* [Data]
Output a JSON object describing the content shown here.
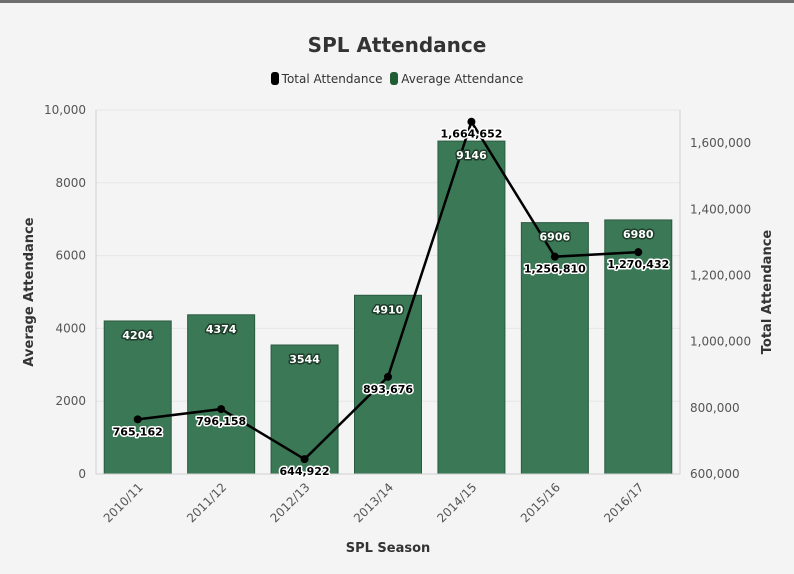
{
  "chart_data": {
    "type": "bar+line",
    "title": "SPL Attendance",
    "xlabel": "SPL Season",
    "ylabel_left": "Average Attendance",
    "ylabel_right": "Total Attendance",
    "categories": [
      "2010/11",
      "2011/12",
      "2012/13",
      "2013/14",
      "2014/15",
      "2015/16",
      "2016/17"
    ],
    "series": [
      {
        "name": "Average Attendance",
        "type": "bar",
        "axis": "left",
        "color": "#3b7856",
        "values": [
          4204,
          4374,
          3544,
          4910,
          9146,
          6906,
          6980
        ],
        "labels": [
          "4204",
          "4374",
          "3544",
          "4910",
          "9146",
          "6906",
          "6980"
        ]
      },
      {
        "name": "Total Attendance",
        "type": "line",
        "axis": "right",
        "color": "#000000",
        "values": [
          765162,
          796158,
          644922,
          893676,
          1664652,
          1256810,
          1270432
        ],
        "labels": [
          "765,162",
          "796,158",
          "644,922",
          "893,676",
          "1,664,652",
          "1,256,810",
          "1,270,432"
        ]
      }
    ],
    "ylim_left": [
      0,
      10000
    ],
    "yticks_left": [
      0,
      2000,
      4000,
      6000,
      8000,
      10000
    ],
    "ytick_labels_left": [
      "0",
      "2000",
      "4000",
      "6000",
      "8000",
      "10,000"
    ],
    "ylim_right": [
      600000,
      1700000
    ],
    "yticks_right": [
      600000,
      800000,
      1000000,
      1200000,
      1400000,
      1600000
    ],
    "ytick_labels_right": [
      "600,000",
      "800,000",
      "1,000,000",
      "1,200,000",
      "1,400,000",
      "1,600,000"
    ],
    "legend": [
      "Total Attendance",
      "Average Attendance"
    ],
    "legend_position": "top-center"
  }
}
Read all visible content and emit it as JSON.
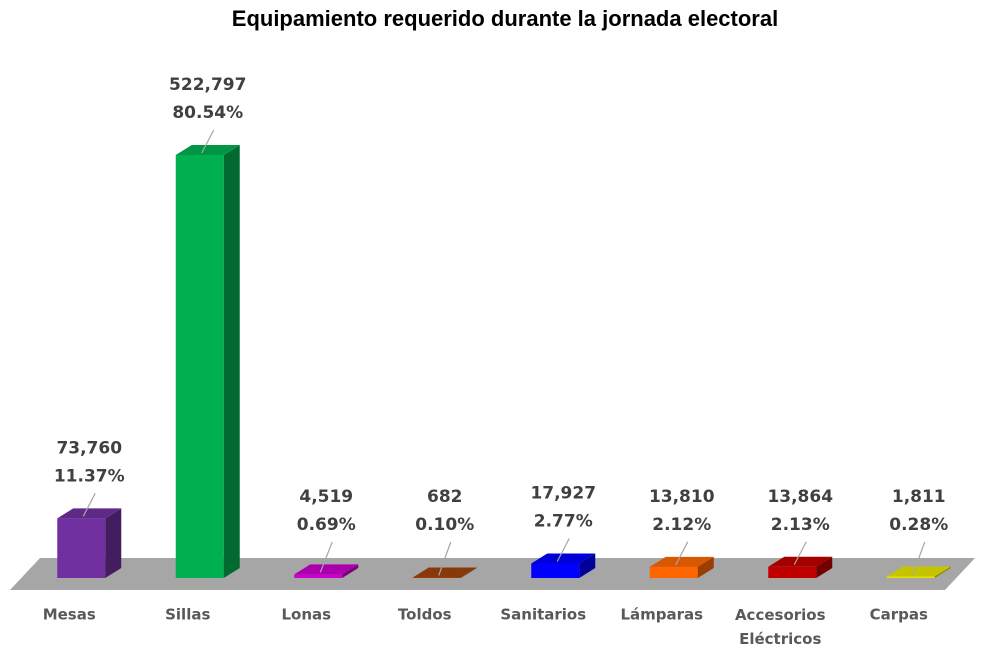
{
  "chart_data": {
    "type": "bar3d",
    "title": "Equipamiento requerido durante la jornada electoral",
    "categories": [
      "Mesas",
      "Sillas",
      "Lonas",
      "Toldos",
      "Sanitarios",
      "Lámparas",
      "Accesorios Eléctricos",
      "Carpas"
    ],
    "values": [
      73760,
      522797,
      4519,
      682,
      17927,
      13810,
      13864,
      1811
    ],
    "value_labels": [
      "73,760",
      "522,797",
      "4,519",
      "682",
      "17,927",
      "13,810",
      "13,864",
      "1,811"
    ],
    "shares": [
      11.37,
      80.54,
      0.69,
      0.1,
      2.77,
      2.12,
      2.13,
      0.28
    ],
    "share_labels": [
      "11.37%",
      "80.54%",
      "0.69%",
      "0.10%",
      "2.77%",
      "2.12%",
      "2.13%",
      "0.28%"
    ],
    "colors": [
      "#7030a0",
      "#00b050",
      "#cc00cc",
      "#a0430a",
      "#0000ff",
      "#ff6600",
      "#c00000",
      "#e6e600"
    ]
  }
}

* [Stated problem] Using the data above, say how many lines include "Average". No other reply is needed.

* [Result for this exercise] 3